* What you will do *
Quote all of the entries word for word.

* Dataset entries *
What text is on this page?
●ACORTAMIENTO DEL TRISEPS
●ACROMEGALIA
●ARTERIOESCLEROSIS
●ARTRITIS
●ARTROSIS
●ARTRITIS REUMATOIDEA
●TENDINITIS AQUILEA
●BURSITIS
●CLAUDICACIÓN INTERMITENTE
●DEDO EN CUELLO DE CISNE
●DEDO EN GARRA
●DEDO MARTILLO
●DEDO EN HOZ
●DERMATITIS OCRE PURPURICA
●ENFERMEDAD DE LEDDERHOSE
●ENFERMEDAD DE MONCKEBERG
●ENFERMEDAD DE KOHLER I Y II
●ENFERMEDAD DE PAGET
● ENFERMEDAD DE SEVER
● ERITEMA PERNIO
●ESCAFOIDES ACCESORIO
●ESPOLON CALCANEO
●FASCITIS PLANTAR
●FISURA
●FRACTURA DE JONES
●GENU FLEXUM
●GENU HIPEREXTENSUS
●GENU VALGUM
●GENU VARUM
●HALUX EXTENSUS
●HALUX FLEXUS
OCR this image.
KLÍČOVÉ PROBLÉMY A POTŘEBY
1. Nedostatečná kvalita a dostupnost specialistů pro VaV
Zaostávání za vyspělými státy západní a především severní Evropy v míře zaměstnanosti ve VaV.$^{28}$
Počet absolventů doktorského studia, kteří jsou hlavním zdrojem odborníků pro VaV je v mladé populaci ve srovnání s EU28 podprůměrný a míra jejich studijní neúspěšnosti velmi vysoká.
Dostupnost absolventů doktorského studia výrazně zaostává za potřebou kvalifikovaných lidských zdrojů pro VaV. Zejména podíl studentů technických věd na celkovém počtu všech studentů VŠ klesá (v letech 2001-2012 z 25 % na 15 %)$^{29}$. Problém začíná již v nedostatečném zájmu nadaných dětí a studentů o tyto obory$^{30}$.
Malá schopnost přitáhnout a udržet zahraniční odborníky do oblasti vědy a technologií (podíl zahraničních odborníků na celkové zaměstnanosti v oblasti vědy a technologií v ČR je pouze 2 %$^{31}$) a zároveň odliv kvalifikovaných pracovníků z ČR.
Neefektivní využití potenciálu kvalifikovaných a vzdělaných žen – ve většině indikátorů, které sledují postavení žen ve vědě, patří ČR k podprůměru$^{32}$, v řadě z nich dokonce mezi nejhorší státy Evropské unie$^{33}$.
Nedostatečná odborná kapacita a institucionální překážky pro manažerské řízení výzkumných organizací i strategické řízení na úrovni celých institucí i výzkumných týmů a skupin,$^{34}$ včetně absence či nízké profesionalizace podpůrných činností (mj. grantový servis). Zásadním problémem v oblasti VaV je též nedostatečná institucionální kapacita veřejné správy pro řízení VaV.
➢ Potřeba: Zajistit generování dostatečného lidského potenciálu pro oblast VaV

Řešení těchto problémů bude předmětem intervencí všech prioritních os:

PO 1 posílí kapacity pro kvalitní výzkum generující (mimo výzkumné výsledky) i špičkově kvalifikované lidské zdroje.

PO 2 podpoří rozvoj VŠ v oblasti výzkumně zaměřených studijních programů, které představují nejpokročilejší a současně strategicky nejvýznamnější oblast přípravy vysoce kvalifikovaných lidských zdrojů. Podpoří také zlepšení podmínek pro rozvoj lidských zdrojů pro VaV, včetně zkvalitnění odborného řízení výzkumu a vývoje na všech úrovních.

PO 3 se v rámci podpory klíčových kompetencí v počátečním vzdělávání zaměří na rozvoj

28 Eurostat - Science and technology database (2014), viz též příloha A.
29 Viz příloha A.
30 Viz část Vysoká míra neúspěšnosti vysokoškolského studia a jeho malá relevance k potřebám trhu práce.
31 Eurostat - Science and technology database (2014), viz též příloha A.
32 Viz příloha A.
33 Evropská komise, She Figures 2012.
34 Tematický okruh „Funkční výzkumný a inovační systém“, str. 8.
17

* Worked answer *
What text is on this page?
●ACORTAMIENTO DEL TRISEPS
●ACROMEGALIA
●ARTERIOESCLEROSIS
●ARTRITIS
●ARTROSIS
●ARTRITIS REUMATOIDEA
●TENDINITIS AQUILEA
●BURSITIS
●CLAUDICACIÓN INTERMITENTE
●DEDO EN CUELLO DE CISNE
●DEDO EN GARRA
●DEDO MARTILLO
●DEDO EN HOZ
●DERMATITIS OCRE PURPURICA
●ENFERMEDAD DE LEDDERHOSE
●ENFERMEDAD DE MONCKEBERG
●ENFERMEDAD DE KOHLER I Y II
●ENFERMEDAD DE PAGET
● ENFERMEDAD DE SEVER
● ERITEMA PERNIO
●ESCAFOIDES ACCESORIO
●ESPOLON CALCANEO
●FASCITIS PLANTAR
●FISURA
●FRACTURA DE JONES
●GENU FLEXUM
●GENU HIPEREXTENSUS
●GENU VALGUM
●GENU VARUM
●HALUX EXTENSUS
●HALUX FLEXUS
OCR this image.
KLÍČOVÉ PROBLÉMY A POTŘEBY
1. Nedostatečná kvalita a dostupnost specialistů pro VaV
Zaostávání za vyspělými státy západní a především severní Evropy v míře zaměstnanosti ve VaV.$^{28}$
Počet absolventů doktorského studia, kteří jsou hlavním zdrojem odborníků pro VaV je v mladé populaci ve srovnání s EU28 podprůměrný a míra jejich studijní neúspěšnosti velmi vysoká.
Dostupnost absolventů doktorského studia výrazně zaostává za potřebou kvalifikovaných lidských zdrojů pro VaV. Zejména podíl studentů technických věd na celkovém počtu všech studentů VŠ klesá (v letech 2001-2012 z 25 % na 15 %)$^{29}$. Problém začíná již v nedostatečném zájmu nadaných dětí a studentů o tyto obory$^{30}$.
Malá schopnost přitáhnout a udržet zahraniční odborníky do oblasti vědy a technologií (podíl zahraničních odborníků na celkové zaměstnanosti v oblasti vědy a technologií v ČR je pouze 2 %$^{31}$) a zároveň odliv kvalifikovaných pracovníků z ČR.
Neefektivní využití potenciálu kvalifikovaných a vzdělaných žen – ve většině indikátorů, které sledují postavení žen ve vědě, patří ČR k podprůměru$^{32}$, v řadě z nich dokonce mezi nejhorší státy Evropské unie$^{33}$.
Nedostatečná odborná kapacita a institucionální překážky pro manažerské řízení výzkumných organizací i strategické řízení na úrovni celých institucí i výzkumných týmů a skupin,$^{34}$ včetně absence či nízké profesionalizace podpůrných činností (mj. grantový servis). Zásadním problémem v oblasti VaV je též nedostatečná institucionální kapacita veřejné správy pro řízení VaV.
➢ Potřeba: Zajistit generování dostatečného lidského potenciálu pro oblast VaV

Řešení těchto problémů bude předmětem intervencí všech prioritních os:

PO 1 posílí kapacity pro kvalitní výzkum generující (mimo výzkumné výsledky) i špičkově kvalifikované lidské zdroje.

PO 2 podpoří rozvoj VŠ v oblasti výzkumně zaměřených studijních programů, které představují nejpokročilejší a současně strategicky nejvýznamnější oblast přípravy vysoce kvalifikovaných lidských zdrojů. Podpoří také zlepšení podmínek pro rozvoj lidských zdrojů pro VaV, včetně zkvalitnění odborného řízení výzkumu a vývoje na všech úrovních.

PO 3 se v rámci podpory klíčových kompetencí v počátečním vzdělávání zaměří na rozvoj

28 Eurostat - Science and technology database (2014), viz též příloha A.
29 Viz příloha A.
30 Viz část Vysoká míra neúspěšnosti vysokoškolského studia a jeho malá relevance k potřebám trhu práce.
31 Eurostat - Science and technology database (2014), viz též příloha A.
32 Viz příloha A.
33 Evropská komise, She Figures 2012.
34 Tematický okruh „Funkční výzkumný a inovační systém“, str. 8.
17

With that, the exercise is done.